Stored data:
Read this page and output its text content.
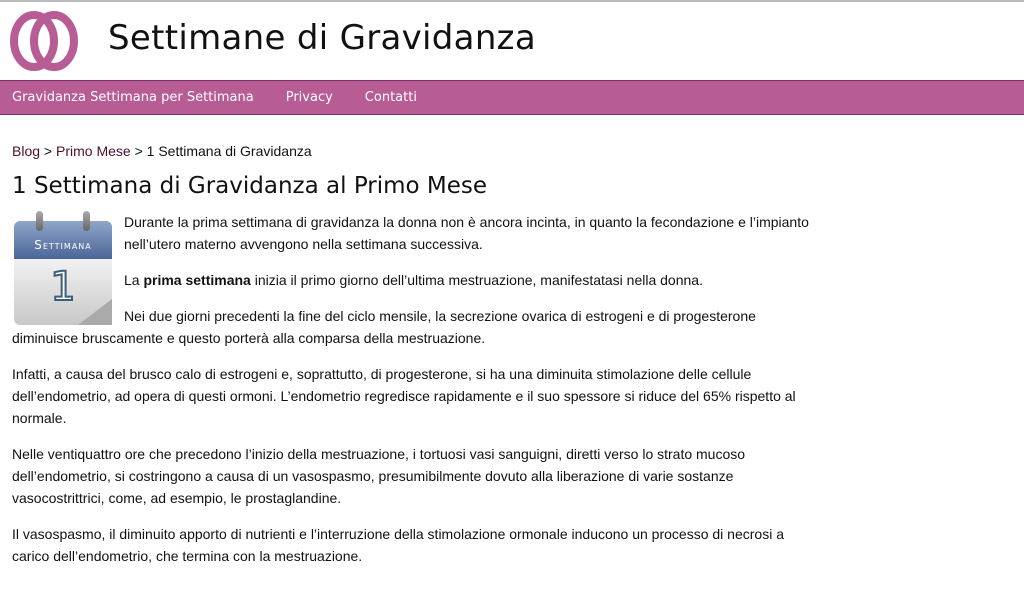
Settimane di Gravidanza
Gravidanza Settimana per Settimana Privacy Contatti
Blog > Primo Mese > 1 Settimana di Gravidanza
1 Settimana di Gravidanza al Primo Mese
Settimana
1

Durante la prima settimana di gravidanza la donna non è ancora incinta, in quanto la fecondazione e l’impianto nell’utero materno avvengono nella settimana successiva.

La prima settimana inizia il primo giorno dell’ultima mestruazione, manifestatasi nella donna.

Nei due giorni precedenti la fine del ciclo mensile, la secrezione ovarica di estrogeni e di progesterone diminuisce bruscamente e questo porterà alla comparsa della mestruazione.

Infatti, a causa del brusco calo di estrogeni e, soprattutto, di progesterone, si ha una diminuita stimolazione delle cellule dell’endometrio, ad opera di questi ormoni. L’endometrio regredisce rapidamente e il suo spessore si riduce del 65% rispetto al normale.

Nelle ventiquattro ore che precedono l’inizio della mestruazione, i tortuosi vasi sanguigni, diretti verso lo strato mucoso dell’endometrio, si costringono a causa di un vasospasmo, presumibilmente dovuto alla liberazione di varie sostanze vasocostrittrici, come, ad esempio, le prostaglandine.

Il vasospasmo, il diminuito apporto di nutrienti e l’interruzione della stimolazione ormonale inducono un processo di necrosi a carico dell’endometrio, che termina con la mestruazione.
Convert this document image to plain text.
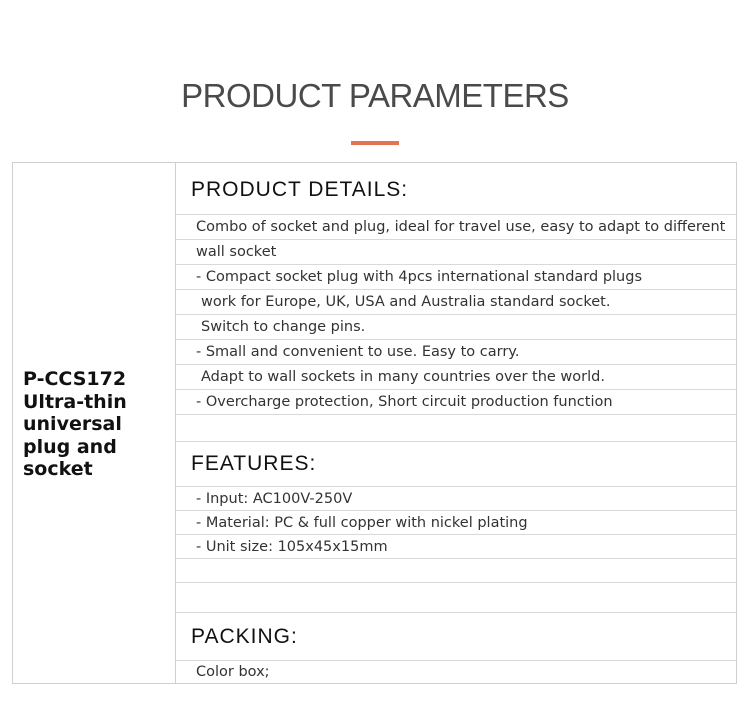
PRODUCT PARAMETERS

P-CCS172
Ultra-thin
universal
plug and
socket

PRODUCT DETAILS:
Combo of socket and plug, ideal for travel use, easy to adapt to different
wall socket
- Compact socket plug with 4pcs international standard plugs
work for Europe, UK, USA and Australia standard socket.
Switch to change pins.
- Small and convenient to use. Easy to carry.
Adapt to wall sockets in many countries over the world.
- Overcharge protection, Short circuit production function
FEATURES:
- Input: AC100V-250V
- Material: PC & full copper with nickel plating
- Unit size: 105x45x15mm
PACKING:
Color box;
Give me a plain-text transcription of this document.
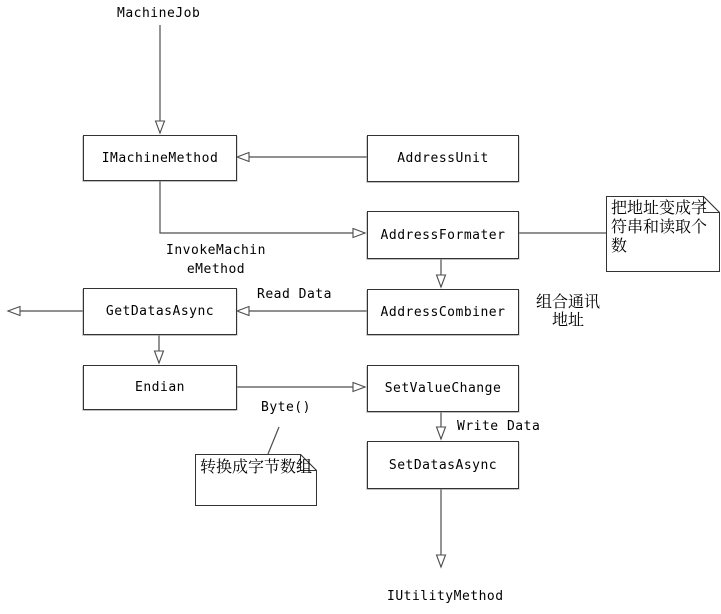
IMachineMethod	AddressUnit
AddressFormater
GetDatasAsync	AddressCombiner
Endian	SetValueChange
SetDatasAsync
把地址变成字符串和读取个数
转换成字节数组
MachineJob
InvokeMachin
eMethod
Read Data
Byte()
Write Data
组合通讯
地址
IUtilityMethod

▶ **Stated exercise**:
Print each of the records above exactly as written, leaving no picture in the copy.

▶ **Finished answer**:
Read this page and output its text content.
Settimane di Gravidanza
Gravidanza Settimana per Settimana Privacy Contatti
Blog > Primo Mese > 1 Settimana di Gravidanza
1 Settimana di Gravidanza al Primo Mese
Settimana
1

Durante la prima settimana di gravidanza la donna non è ancora incinta, in quanto la fecondazione e l’impianto nell’utero materno avvengono nella settimana successiva.

La prima settimana inizia il primo giorno dell’ultima mestruazione, manifestatasi nella donna.

Nei due giorni precedenti la fine del ciclo mensile, la secrezione ovarica di estrogeni e di progesterone diminuisce bruscamente e questo porterà alla comparsa della mestruazione.

Infatti, a causa del brusco calo di estrogeni e, soprattutto, di progesterone, si ha una diminuita stimolazione delle cellule dell’endometrio, ad opera di questi ormoni. L’endometrio regredisce rapidamente e il suo spessore si riduce del 65% rispetto al normale.

Nelle ventiquattro ore che precedono l’inizio della mestruazione, i tortuosi vasi sanguigni, diretti verso lo strato mucoso dell’endometrio, si costringono a causa di un vasospasmo, presumibilmente dovuto alla liberazione di varie sostanze vasocostrittrici, come, ad esempio, le prostaglandine.

Il vasospasmo, il diminuito apporto di nutrienti e l’interruzione della stimolazione ormonale inducono un processo di necrosi a carico dell’endometrio, che termina con la mestruazione.
Convert this document image to plain text.
PRODUCT PARAMETERS

P-CCS172
Ultra-thin
universal
plug and
socket

PRODUCT DETAILS:
Combo of socket and plug, ideal for travel use, easy to adapt to different
wall socket
- Compact socket plug with 4pcs international standard plugs
work for Europe, UK, USA and Australia standard socket.
Switch to change pins.
- Small and convenient to use. Easy to carry.
Adapt to wall sockets in many countries over the world.
- Overcharge protection, Short circuit production function
FEATURES:
- Input: AC100V-250V
- Material: PC & full copper with nickel plating
- Unit size: 105x45x15mm
PACKING:
Color box;
Give me a plain-text transcription of this document.
IMachineMethod	AddressUnit
AddressFormater
GetDatasAsync	AddressCombiner
Endian	SetValueChange
SetDatasAsync
把地址变成字符串和读取个数
转换成字节数组
MachineJob
InvokeMachin
eMethod
Read Data
Byte()
Write Data
组合通讯
地址
IUtilityMethod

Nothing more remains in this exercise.